Stored data
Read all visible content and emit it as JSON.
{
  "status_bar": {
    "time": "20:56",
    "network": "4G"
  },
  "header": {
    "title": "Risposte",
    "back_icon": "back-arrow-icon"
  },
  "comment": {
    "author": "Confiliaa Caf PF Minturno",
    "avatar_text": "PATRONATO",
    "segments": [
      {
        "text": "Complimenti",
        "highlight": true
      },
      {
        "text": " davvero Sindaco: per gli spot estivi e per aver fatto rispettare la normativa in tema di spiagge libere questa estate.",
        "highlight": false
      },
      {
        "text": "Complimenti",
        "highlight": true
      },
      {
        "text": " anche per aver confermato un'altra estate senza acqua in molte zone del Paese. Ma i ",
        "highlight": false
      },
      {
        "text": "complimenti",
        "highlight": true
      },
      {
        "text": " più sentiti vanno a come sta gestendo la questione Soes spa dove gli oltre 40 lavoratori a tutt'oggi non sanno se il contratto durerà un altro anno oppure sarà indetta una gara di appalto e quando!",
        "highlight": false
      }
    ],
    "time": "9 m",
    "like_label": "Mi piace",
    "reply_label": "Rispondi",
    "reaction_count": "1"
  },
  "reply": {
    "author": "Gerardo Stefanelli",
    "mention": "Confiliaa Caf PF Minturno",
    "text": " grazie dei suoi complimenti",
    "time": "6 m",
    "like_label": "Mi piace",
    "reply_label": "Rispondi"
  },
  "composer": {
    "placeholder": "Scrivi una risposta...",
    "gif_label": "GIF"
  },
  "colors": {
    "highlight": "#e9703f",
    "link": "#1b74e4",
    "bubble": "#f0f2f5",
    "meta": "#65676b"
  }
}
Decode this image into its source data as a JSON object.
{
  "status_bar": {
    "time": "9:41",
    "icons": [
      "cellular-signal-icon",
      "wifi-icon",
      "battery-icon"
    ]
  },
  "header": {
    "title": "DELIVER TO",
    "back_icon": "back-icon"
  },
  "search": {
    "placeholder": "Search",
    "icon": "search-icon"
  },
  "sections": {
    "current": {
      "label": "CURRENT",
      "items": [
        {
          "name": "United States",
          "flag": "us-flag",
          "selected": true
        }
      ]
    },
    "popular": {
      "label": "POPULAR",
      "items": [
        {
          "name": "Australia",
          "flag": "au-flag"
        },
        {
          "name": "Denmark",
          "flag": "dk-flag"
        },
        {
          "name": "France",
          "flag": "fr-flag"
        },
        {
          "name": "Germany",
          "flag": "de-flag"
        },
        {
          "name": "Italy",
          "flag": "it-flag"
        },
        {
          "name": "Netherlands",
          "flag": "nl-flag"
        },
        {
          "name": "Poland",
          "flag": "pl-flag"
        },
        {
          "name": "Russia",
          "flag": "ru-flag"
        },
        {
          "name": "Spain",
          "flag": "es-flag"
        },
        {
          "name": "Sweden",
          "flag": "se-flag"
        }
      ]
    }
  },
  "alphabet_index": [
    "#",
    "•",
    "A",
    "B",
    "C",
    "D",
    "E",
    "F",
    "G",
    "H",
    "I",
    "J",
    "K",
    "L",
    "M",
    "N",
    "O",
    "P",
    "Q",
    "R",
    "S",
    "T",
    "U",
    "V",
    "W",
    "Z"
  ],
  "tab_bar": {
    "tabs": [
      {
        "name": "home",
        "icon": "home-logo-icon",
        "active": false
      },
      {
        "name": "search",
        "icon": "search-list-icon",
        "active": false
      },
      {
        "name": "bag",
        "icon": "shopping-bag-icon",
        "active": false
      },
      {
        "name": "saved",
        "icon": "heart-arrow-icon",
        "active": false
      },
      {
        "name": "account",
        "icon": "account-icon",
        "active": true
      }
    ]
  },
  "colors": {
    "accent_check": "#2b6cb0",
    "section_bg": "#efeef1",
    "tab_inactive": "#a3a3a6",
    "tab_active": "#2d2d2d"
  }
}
* * *
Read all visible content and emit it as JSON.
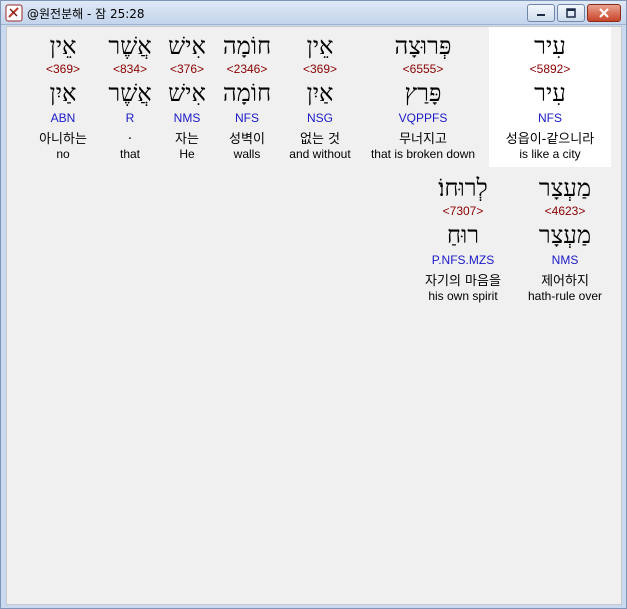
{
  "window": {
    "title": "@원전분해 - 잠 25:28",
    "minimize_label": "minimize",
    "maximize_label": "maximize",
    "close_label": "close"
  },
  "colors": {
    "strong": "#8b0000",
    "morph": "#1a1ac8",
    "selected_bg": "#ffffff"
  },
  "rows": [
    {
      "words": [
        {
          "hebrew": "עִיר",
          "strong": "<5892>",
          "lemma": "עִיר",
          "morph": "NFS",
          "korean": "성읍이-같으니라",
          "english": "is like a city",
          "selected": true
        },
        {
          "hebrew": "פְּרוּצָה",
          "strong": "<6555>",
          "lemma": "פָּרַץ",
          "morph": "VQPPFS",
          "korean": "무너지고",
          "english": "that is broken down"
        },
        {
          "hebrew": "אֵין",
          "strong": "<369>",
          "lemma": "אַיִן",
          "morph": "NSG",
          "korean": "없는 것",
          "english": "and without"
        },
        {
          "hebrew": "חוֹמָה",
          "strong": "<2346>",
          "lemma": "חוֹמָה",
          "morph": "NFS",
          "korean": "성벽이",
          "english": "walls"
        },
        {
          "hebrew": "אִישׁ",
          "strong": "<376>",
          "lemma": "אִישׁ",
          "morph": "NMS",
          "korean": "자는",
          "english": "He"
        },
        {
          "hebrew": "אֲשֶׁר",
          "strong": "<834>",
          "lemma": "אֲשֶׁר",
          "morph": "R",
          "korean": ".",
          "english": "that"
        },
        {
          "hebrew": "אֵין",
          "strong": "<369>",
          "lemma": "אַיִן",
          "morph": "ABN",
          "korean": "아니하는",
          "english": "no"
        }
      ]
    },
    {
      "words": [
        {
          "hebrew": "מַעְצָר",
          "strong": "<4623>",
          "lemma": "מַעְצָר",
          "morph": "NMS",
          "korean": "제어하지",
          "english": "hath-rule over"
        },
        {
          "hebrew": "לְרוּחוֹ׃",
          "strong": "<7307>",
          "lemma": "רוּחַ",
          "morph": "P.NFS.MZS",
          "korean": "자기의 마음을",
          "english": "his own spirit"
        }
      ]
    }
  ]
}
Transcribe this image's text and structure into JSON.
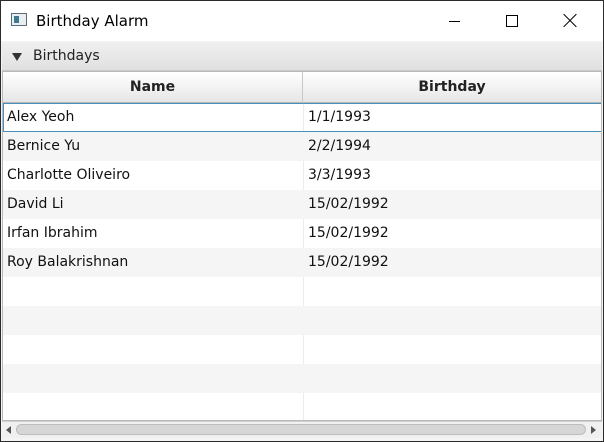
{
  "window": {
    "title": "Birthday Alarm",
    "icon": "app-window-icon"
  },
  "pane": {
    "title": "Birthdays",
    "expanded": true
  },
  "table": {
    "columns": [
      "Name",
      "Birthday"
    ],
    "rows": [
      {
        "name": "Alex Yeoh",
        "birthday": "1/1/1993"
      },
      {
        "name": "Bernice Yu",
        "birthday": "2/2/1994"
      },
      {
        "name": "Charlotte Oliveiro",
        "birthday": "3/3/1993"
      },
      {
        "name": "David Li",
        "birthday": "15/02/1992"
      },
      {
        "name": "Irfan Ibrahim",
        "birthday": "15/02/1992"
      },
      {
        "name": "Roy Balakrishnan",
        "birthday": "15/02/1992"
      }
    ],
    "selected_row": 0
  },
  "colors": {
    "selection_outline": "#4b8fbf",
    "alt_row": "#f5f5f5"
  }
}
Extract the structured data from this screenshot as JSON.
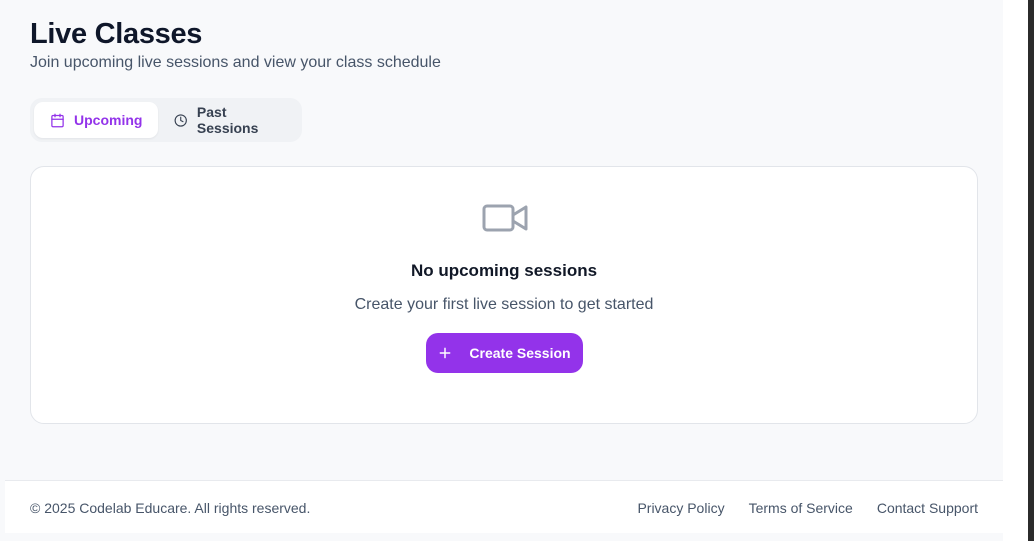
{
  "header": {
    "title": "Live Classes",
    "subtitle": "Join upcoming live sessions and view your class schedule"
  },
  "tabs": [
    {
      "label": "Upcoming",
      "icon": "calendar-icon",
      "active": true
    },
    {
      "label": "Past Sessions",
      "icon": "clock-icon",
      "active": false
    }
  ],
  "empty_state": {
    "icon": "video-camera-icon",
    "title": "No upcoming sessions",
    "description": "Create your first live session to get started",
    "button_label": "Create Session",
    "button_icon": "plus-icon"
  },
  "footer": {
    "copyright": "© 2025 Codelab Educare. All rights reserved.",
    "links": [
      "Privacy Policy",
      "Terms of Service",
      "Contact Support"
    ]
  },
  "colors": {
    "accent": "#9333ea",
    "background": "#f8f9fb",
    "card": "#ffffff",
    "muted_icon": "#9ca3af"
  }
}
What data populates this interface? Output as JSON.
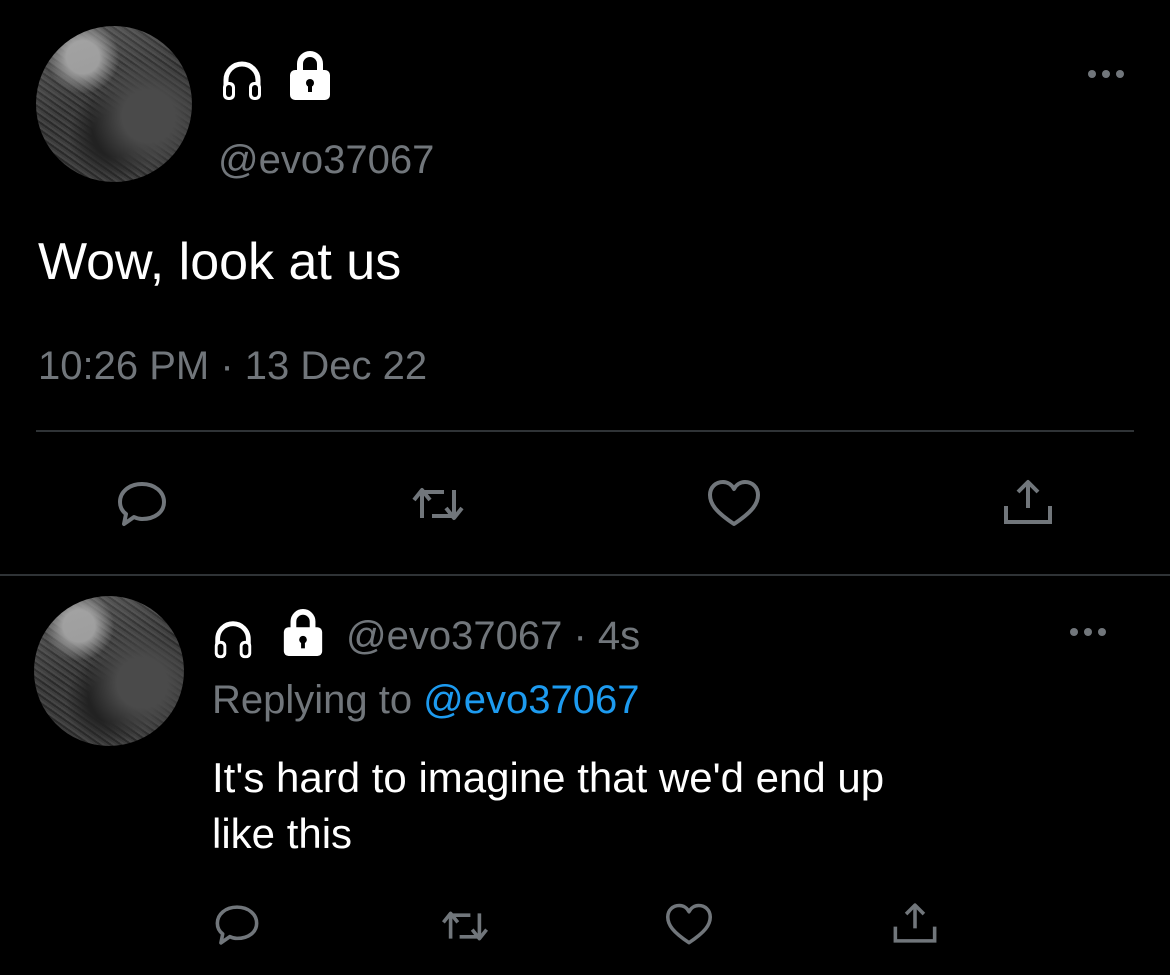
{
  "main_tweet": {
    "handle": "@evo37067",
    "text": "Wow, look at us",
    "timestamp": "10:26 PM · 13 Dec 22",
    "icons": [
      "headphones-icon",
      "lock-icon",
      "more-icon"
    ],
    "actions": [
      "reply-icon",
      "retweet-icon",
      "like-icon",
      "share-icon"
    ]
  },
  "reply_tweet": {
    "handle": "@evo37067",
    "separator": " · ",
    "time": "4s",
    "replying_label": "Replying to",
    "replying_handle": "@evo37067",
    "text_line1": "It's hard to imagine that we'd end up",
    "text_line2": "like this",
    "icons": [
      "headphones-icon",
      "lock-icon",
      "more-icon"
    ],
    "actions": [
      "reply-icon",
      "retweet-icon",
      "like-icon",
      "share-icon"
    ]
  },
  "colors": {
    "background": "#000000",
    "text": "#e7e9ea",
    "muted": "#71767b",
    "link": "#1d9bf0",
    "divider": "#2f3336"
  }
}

* _To be done_
Which lines hold the word "strong"? Copy each of them from the records.

* _Final result_
    "strong": "#8b0000",
          "strong": "<5892>",
          "strong": "<6555>",
          "strong": "<369>",
          "strong": "<2346>",
          "strong": "<376>",
          "strong": "<834>",
          "strong": "<369>",
          "strong": "<4623>",
          "strong": "<7307>",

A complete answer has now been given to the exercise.